** DATA EXTRACT **
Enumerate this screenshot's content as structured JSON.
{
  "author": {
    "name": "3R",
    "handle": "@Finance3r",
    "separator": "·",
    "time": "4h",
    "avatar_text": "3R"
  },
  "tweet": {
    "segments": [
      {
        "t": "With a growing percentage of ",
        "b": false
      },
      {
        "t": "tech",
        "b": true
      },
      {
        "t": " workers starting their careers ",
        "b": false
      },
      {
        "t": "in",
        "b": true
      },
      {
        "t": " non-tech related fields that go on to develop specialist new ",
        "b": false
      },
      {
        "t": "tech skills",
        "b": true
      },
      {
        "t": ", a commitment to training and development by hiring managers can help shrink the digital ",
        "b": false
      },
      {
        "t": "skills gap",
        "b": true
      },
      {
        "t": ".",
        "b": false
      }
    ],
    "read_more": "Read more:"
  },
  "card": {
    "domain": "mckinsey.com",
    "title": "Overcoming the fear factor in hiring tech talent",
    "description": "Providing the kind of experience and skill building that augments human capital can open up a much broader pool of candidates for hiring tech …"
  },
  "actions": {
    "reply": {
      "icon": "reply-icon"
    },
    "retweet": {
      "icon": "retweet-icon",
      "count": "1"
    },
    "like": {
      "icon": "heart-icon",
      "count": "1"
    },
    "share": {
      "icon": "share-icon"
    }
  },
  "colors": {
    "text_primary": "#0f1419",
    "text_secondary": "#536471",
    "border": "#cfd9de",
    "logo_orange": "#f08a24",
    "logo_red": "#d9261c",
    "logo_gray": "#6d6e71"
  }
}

** EXERCISE REQUIREMENTS **
List the lines of the records where "icon" occurs.

** FINAL RESULT **
      "icon": "reply-icon"
      "icon": "retweet-icon",
      "icon": "heart-icon",
      "icon": "share-icon"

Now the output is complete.